▶ [Raw records]
------
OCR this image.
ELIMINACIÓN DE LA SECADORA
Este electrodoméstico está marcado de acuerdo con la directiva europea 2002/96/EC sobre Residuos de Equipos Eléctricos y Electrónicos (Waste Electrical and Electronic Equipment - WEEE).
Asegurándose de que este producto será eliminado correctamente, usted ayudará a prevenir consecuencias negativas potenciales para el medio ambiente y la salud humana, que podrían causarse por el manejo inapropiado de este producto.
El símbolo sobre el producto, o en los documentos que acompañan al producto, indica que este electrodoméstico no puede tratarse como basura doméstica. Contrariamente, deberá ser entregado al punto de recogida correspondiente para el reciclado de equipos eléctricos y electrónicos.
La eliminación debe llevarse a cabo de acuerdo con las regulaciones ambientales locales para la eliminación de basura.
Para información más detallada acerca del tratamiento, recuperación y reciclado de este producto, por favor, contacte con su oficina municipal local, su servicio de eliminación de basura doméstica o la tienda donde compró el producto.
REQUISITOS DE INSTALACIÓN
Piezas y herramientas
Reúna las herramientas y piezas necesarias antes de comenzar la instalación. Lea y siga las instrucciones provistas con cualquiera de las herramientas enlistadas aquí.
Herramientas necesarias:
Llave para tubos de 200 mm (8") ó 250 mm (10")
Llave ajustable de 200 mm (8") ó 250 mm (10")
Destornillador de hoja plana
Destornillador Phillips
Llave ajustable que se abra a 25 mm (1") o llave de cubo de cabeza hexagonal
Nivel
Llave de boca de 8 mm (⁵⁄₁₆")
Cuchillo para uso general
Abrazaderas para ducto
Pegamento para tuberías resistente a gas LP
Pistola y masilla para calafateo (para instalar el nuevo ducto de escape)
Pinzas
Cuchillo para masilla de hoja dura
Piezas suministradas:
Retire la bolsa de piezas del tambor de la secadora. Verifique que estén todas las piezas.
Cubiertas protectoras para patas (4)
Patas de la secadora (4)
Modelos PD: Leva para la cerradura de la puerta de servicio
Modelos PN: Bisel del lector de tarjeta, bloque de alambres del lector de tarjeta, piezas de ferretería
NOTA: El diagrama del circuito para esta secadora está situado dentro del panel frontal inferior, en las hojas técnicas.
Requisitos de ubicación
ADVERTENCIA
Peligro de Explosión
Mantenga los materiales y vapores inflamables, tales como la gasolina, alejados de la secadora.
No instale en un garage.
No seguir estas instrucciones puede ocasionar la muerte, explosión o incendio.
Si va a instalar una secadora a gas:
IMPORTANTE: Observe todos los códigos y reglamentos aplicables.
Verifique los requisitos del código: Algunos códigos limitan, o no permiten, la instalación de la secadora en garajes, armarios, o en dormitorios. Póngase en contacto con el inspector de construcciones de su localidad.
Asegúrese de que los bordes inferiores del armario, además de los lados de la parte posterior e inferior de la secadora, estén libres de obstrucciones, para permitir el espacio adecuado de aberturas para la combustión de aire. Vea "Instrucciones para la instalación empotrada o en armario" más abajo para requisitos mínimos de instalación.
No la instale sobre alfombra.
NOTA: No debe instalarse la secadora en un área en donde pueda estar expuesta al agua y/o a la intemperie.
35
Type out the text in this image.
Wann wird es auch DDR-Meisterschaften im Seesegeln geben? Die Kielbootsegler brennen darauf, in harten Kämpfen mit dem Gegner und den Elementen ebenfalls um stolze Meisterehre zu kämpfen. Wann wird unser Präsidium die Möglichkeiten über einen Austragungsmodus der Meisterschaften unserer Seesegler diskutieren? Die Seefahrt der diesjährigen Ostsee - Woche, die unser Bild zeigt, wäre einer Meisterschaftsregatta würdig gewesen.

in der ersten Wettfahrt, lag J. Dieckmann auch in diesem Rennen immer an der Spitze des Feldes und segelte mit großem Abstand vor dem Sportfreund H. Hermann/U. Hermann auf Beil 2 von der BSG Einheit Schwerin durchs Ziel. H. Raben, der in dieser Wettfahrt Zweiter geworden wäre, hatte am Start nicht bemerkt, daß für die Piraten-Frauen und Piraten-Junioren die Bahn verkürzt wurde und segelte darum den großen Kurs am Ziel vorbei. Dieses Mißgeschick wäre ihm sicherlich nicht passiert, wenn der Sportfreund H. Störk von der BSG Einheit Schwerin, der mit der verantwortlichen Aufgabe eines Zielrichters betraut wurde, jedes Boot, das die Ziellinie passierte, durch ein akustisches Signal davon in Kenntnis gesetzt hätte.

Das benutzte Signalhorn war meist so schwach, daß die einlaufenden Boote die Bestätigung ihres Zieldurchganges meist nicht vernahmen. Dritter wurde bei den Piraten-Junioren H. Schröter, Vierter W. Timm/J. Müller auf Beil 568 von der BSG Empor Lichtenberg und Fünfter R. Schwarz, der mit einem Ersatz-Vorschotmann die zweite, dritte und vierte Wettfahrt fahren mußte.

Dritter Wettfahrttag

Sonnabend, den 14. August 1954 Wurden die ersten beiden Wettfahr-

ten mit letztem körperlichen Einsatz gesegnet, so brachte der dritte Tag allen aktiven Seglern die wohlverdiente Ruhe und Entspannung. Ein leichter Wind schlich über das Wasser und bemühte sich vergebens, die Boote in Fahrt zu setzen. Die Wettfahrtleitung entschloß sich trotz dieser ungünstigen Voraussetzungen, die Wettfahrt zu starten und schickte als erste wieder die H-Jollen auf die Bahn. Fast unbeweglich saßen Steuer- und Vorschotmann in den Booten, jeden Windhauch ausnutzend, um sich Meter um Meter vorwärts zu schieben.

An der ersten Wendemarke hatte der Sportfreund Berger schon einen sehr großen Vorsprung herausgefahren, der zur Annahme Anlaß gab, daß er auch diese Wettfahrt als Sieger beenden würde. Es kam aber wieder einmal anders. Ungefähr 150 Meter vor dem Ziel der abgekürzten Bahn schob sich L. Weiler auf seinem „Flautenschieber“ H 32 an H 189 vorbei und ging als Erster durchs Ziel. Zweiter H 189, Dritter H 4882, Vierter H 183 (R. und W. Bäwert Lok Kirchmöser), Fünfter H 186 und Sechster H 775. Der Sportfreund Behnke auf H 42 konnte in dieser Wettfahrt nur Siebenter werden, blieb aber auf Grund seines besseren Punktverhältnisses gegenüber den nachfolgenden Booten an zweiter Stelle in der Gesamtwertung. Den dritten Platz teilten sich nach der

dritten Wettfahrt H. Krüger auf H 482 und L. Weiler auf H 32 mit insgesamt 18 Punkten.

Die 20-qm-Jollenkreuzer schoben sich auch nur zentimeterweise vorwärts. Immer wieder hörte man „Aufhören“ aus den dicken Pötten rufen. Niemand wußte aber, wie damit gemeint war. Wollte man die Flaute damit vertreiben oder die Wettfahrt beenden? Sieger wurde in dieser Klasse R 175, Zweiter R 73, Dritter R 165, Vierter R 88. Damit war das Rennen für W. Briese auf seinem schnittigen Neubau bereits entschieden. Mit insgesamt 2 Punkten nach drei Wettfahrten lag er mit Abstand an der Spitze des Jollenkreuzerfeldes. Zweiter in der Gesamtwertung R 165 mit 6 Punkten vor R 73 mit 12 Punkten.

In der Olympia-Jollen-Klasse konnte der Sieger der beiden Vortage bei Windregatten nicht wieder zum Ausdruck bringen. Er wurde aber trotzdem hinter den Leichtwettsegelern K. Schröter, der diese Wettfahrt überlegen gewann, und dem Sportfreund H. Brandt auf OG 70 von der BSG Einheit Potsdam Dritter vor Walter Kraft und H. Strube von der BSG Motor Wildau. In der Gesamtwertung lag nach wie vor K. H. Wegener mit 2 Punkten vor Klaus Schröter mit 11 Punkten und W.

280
------
▶ [Objective] Write down the number of lines where the word "necesarias" appears, and nothing further.

▶ [Response for this exercise] 2